→ Stored entries
○ ○ ○ ○ ○ ○ ○

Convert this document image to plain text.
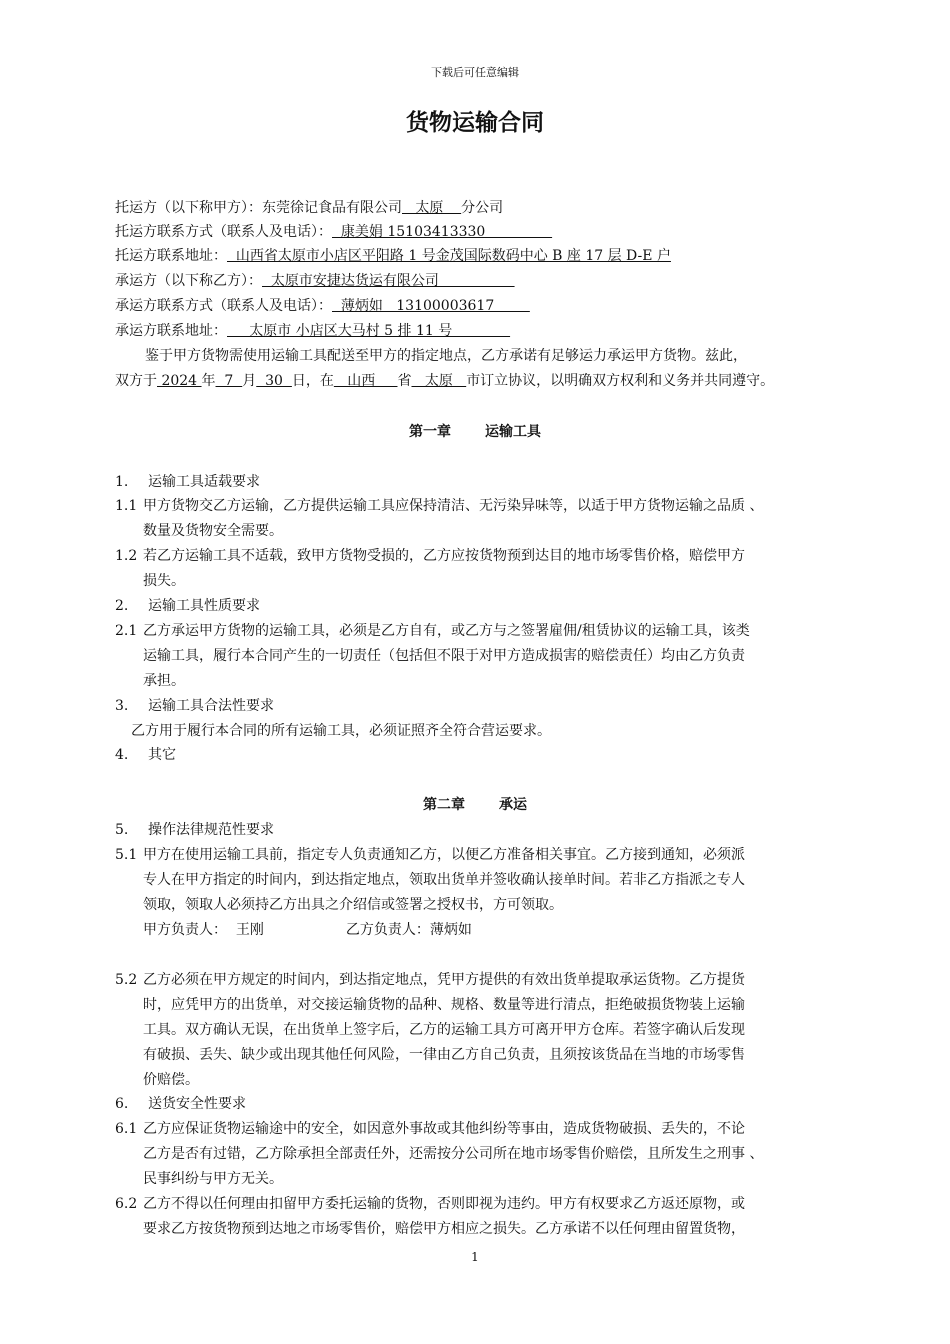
下载后可任意编辑
货物运输合同
托运方（以下称甲方）：东莞徐记食品有限公司   太原    分公司
托运方联系方式（联系人及电话）：  康美娟 15103413330
托运方联系地址：  山西省太原市小店区平阳路 1 号金茂国际数码中心 B 座 17 层 D-E 户
承运方（以下称乙方）：  太原市安捷达货运有限公司
承运方联系方式（联系人及电话）：  薄炳如   13100003617
承运方联系地址：     太原市 小店区大马村 5 排 11 号
鉴于甲方货物需使用运输工具配送至甲方的指定地点，乙方承诺有足够运力承运甲方货物。兹此，
双方于 2024 年  7  月  30  日，在   山西     省   太原   市订立协议，以明确双方权利和义务并共同遵守。
第一章 运输工具
1. 运输工具适载要求
1.1 甲方货物交乙方运输，乙方提供运输工具应保持清洁、无污染异味等，以适于甲方货物运输之品质 、
数量及货物安全需要。
1.2 若乙方运输工具不适载，致甲方货物受损的，乙方应按货物预到达目的地市场零售价格，赔偿甲方
损失。
2. 运输工具性质要求
2.1 乙方承运甲方货物的运输工具，必须是乙方自有，或乙方与之签署雇佣/租赁协议的运输工具，该类
运输工具，履行本合同产生的一切责任（包括但不限于对甲方造成损害的赔偿责任）均由乙方负责
承担。
3. 运输工具合法性要求
乙方用于履行本合同的所有运输工具，必须证照齐全符合营运要求。
4. 其它
第二章 承运
5. 操作法律规范性要求
5.1 甲方在使用运输工具前，指定专人负责通知乙方，以便乙方准备相关事宜。乙方接到通知，必须派
专人在甲方指定的时间内，到达指定地点，领取出货单并签收确认接单时间。若非乙方指派之专人
领取，领取人必须持乙方出具之介绍信或签署之授权书，方可领取。
甲方负责人： 王刚	乙方负责人：薄炳如
5.2 乙方必须在甲方规定的时间内，到达指定地点，凭甲方提供的有效出货单提取承运货物。乙方提货
时，应凭甲方的出货单，对交接运输货物的品种、规格、数量等进行清点，拒绝破损货物装上运输
工具。双方确认无误，在出货单上签字后，乙方的运输工具方可离开甲方仓库。若签字确认后发现
有破损、丢失、缺少或出现其他任何风险，一律由乙方自己负责，且须按该货品在当地的市场零售
价赔偿。
6. 送货安全性要求
6.1 乙方应保证货物运输途中的安全，如因意外事故或其他纠纷等事由，造成货物破损、丢失的，不论
乙方是否有过错，乙方除承担全部责任外，还需按分公司所在地市场零售价赔偿，且所发生之刑事 、
民事纠纷与甲方无关。
6.2 乙方不得以任何理由扣留甲方委托运输的货物，否则即视为违约。甲方有权要求乙方返还原物，或
要求乙方按货物预到达地之市场零售价，赔偿甲方相应之损失。乙方承诺不以任何理由留置货物，
1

○ ○ ○ ○ ○ ○ ○

→ Aim of the exercise
Check the data for the word "联系人及电话" and pull out the lines that have it.

→ Response
托运方联系方式（联系人及电话）：  康美娟 15103413330
承运方联系方式（联系人及电话）：  薄炳如   13100003617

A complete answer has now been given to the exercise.